抜粋:
_ _ _

鎌倉なんでもベスト3。其の二は、「庭園」について。
美しい仏像との出会い、丹精込めて育てられた境内のお花の観賞、とお寺めぐりの楽しみは尽きませんが、立派なお庭を拝観するのも、お寺めぐりの楽しみの一つですね。
しかし、京都などと比べると、鎌倉には見るべき庭が少ないと言われています。それはなぜでしょうか。まずは、日本の庭園の歴史を少し調べてみましょう。
◆平安時代
平安時代、京都では寝殿造庭園や浄土式庭園と呼ばれる庭園が盛んに造られました。
「寝殿造庭園」というのは、平安貴族が住んだ「寝殿造」の屋敷に付随する庭園のこと。絵巻物などに、池に船を浮かべて管弦の宴を催している絵がありますが、まさにあのような庭園のことです。代表的な遺構として、京都の神泉苑があります。
平安時代後期になって主流となるのが、この時代に流行った浄土信仰に基づく「浄土式庭園」。
お釈迦様が亡くなって、2000年目からの世の中は「末法の世」という仏の救いが及ばない世になる、というのがいわゆる「末法思想」。末法の世に生まれ、現世では救われないのなら、せめて死んだ後は阿弥陀様の主宰する極楽浄土に行き、幸せになろうというのが「浄土信仰」で、平安貴族たちは、なんとか極楽浄土に生まれ変わろうと、それは必死だったようです。
極楽浄土に生まれ変わるために、貴族たちは2つのことをがんばりました。1つは、念仏を唱えること。もう1つは、自分が行く極楽浄土の様子を頭の中に思い浮べてイメージトレーニングをすること。このイメージトレーニングのために造ったのが、「浄土式庭園」なのですね。自分の思い描く理想の極楽浄土の様子を庭園に現し、こういう場所に生まれ変わるんだ、とイメージトしたわけです。平等院鳳凰堂の庭園は、関白・藤原頼通が思い描いた極楽浄土です。
このように、寝殿造・浄土式庭園が盛んに造られた平安時代ですが、この時代、鎌倉はまだ地方の田舎町。寝殿造庭園や浄土式庭園が造られることは、もちろんありませんでした。
◆鎌倉時代
鎌倉時代になって、中国から新しく入ってきたのが、「禅」の教え。禅宗は鎌倉幕府が保護したこともあり、建長寺や円覚寺など、禅宗の大寺院が建立され、鎌倉で大発展します。

_ _ _

保存データ:
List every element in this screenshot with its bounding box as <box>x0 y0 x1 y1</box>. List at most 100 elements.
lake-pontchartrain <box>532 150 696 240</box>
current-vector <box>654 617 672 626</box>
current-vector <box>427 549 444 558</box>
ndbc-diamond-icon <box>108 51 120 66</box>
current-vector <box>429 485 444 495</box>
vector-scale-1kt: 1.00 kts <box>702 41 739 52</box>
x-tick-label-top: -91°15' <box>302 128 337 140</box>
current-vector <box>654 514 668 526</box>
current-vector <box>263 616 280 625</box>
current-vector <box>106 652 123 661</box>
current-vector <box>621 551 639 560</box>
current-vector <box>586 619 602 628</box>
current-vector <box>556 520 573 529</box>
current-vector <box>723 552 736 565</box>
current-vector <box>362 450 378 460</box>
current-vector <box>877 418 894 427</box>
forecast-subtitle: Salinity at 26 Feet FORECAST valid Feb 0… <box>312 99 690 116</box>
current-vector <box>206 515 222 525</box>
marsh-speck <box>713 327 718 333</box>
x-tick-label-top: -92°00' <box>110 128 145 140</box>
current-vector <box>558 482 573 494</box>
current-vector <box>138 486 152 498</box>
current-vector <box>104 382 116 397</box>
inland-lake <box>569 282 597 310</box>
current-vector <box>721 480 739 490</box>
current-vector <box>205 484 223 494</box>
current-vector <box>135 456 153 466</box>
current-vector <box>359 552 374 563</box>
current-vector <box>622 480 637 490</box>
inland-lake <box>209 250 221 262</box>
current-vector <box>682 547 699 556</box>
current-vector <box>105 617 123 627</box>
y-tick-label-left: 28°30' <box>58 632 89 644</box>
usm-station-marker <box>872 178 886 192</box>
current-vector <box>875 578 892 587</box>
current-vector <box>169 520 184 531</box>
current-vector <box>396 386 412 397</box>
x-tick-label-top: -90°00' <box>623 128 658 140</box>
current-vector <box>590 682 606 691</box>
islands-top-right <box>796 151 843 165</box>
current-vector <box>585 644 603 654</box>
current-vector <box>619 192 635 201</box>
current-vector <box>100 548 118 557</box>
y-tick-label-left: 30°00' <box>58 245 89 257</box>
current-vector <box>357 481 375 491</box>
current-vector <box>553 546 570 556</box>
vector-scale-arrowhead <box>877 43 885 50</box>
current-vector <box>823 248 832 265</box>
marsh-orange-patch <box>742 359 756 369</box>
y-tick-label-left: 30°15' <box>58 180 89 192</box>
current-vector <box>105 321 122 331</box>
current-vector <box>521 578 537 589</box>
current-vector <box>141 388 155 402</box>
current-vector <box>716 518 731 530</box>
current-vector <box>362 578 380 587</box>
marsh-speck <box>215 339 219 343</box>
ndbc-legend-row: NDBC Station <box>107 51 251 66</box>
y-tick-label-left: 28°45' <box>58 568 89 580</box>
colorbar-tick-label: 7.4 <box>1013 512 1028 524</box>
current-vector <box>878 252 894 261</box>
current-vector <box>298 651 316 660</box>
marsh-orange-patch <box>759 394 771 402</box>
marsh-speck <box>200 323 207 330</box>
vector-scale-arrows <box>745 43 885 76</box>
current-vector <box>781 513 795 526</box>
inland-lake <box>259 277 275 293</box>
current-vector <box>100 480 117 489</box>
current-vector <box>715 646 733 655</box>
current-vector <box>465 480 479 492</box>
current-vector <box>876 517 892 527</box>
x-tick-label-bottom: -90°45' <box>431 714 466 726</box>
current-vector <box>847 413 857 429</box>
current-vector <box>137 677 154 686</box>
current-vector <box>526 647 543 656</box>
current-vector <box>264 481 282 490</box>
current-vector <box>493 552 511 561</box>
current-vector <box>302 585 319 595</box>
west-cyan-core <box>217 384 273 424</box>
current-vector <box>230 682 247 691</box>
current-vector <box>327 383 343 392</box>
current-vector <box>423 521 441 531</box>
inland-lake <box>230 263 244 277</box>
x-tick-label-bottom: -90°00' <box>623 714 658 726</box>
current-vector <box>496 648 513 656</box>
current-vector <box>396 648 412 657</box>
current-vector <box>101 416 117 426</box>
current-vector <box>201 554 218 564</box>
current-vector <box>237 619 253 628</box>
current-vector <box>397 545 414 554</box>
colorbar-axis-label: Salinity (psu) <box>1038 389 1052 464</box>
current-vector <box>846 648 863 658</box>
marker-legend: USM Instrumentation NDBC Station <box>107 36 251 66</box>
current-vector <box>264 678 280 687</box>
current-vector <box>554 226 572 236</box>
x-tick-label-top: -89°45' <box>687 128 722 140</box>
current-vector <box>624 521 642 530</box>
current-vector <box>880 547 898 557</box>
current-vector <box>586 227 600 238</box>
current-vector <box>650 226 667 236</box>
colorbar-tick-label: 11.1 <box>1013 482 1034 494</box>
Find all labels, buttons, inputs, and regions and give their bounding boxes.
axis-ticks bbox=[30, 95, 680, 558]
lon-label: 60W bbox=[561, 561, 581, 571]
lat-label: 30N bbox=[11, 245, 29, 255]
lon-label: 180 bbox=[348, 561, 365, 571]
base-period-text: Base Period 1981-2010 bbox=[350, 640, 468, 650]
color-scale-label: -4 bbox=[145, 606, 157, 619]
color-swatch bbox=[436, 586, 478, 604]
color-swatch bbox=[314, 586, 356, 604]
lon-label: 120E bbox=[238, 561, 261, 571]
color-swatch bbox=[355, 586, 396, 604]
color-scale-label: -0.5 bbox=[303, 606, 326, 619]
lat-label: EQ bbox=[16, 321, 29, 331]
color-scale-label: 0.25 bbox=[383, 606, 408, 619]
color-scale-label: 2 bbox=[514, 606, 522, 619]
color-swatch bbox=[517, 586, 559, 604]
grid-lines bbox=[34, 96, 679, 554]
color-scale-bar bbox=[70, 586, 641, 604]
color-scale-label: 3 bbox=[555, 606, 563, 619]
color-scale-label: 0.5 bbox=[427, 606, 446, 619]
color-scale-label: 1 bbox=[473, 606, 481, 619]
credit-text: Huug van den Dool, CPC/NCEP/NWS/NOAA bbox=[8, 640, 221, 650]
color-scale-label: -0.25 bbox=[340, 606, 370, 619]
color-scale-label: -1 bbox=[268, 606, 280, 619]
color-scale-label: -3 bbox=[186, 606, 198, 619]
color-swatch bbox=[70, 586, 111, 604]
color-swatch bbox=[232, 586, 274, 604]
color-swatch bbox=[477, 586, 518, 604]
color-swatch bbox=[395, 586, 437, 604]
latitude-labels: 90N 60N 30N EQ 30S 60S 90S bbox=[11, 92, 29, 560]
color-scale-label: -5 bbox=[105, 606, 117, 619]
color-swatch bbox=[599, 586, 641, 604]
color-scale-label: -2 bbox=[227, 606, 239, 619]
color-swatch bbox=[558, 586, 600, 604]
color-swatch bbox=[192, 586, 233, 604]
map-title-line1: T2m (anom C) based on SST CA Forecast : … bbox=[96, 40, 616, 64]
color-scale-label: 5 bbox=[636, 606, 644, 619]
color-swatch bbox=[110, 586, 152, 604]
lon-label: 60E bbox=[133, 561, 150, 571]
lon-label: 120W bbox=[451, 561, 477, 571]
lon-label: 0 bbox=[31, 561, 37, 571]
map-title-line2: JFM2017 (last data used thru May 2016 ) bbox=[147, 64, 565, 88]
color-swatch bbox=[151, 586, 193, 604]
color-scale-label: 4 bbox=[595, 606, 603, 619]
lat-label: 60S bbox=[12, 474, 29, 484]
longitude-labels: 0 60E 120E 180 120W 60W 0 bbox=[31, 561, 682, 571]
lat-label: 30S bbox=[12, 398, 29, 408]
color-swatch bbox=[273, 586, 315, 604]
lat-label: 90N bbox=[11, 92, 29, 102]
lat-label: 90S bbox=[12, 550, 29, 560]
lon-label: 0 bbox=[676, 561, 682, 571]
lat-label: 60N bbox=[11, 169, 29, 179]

_ _ _

必要な作業 1: 庭園を扱った抜粋によると、平等院鳳凰堂の庭園は誰が思い描いた極楽浄土か。
必要な作業 2: 鎌倉の庭園の歴史を述べた抜粋を、最後の文の後から書き継ぐこと。

解答欄 1: 関白・藤原頼通。

解答欄 2:
「禅」は仏教の教えですが、禅宗のお坊さんたちによって、さまざまな「禅宗様」の文化も発展します。そのひとつが禅宗様の庭園。平安時代の寝殿造りの庭園が、「大和絵」的な穏やかなものだとすると、禅宗様の庭園は「禅」の思想を表現する、非常に厳しいもの。絵に例えるなら枯淡の墨で描いた「水墨画」に近いでしょうか。
では、鎌倉時代になってすぐに禅宗様の優れた庭園がたくさん鎌倉に造られたかというと、そうでもありません。禅宗様の庭園を様式的に完成させたのは、夢窓国師というお坊さん。この人は、京都の西芳寺(苔寺)や、天龍寺の庭園など傑作を数多く残しました。
しかし、夢窓国師は鎌倉末期から室町初期の人物。しかも、夢窓国師の晩年の傑作というのは、足利将軍家の命によって京都で造られている。このような事情が、鎌倉には見るべき庭園が少ないと言うことにつながっているのです。
<鎌倉の庭園ベスト3>
確かに、歴史的に価値のある優れた庭園は少ない鎌倉ではありますが、全く見るべきものがないかと言えば、そんなこともありません。私が、鎌倉の優れた庭園として挙げたいのが、「瑞泉寺の庭園」、「海蔵寺の庭園」、「報国寺の庭園」です。
◆瑞泉寺の庭園
瑞泉寺を開いたのは夢窓国師で、本堂裏の庭も夢窓国師の作。この庭の位置づけは、後年、京都で造る苔寺や天龍寺の庭園のプロトタイプ的なものと言えるでしょう。
岩肌にポカンと口を開ける大小の穴と、水草の生えた池。はじめてこの庭を見た人は、一見、何を表現しているのか分からず、戸惑ってしまうかもしれません。しかし、よくよく観察すれば、仙人が住む深山の洞窟、流れ落ちる滝、海に向って急流から大河へと変化する水の流れ、そういった大自然の変化が、禅の厳しい思想に裏打ちされて表現されているのに気付くと思います。
規模こそ小さいですが、やはり作庭の天才・夢窓国師の作品。一見の価値ありです。
◆海蔵寺の庭(非公開)
こちらのお庭は、残念ながら非公開ですが、先日、私の主宰するNHK学園の講座で特別に見せていただく機会があり、とても素晴らしいお庭で感動しました。
このお庭は、今の和尚さんが趣味で(ご本人談)で造っていらっしゃるもので、歴史的なものではありません。しかしながら、深山幽谷から流れ出た水が大海に模した池に流れ込む様子を、お寺の裏山を上手に借景として使いつつ見事に表現しており、素晴らしい出来栄えになっています。
禅寺の庭らしさ、ということで言えば、鎌倉ナンバーワンかもしれないですね。
◆報国寺の庭園
一風変わった竹林の庭。青々とした孟宗竹の鮮明な風景の中を涼やかに吹きぬける風。風が吹き抜けた後、笹の葉がサワサワとささやくような心地よい音を立てる。。。
この庭は、外国人に「日本の風情というのは、こういうもんだよ」と教えるときに、ちょうどピッタリ。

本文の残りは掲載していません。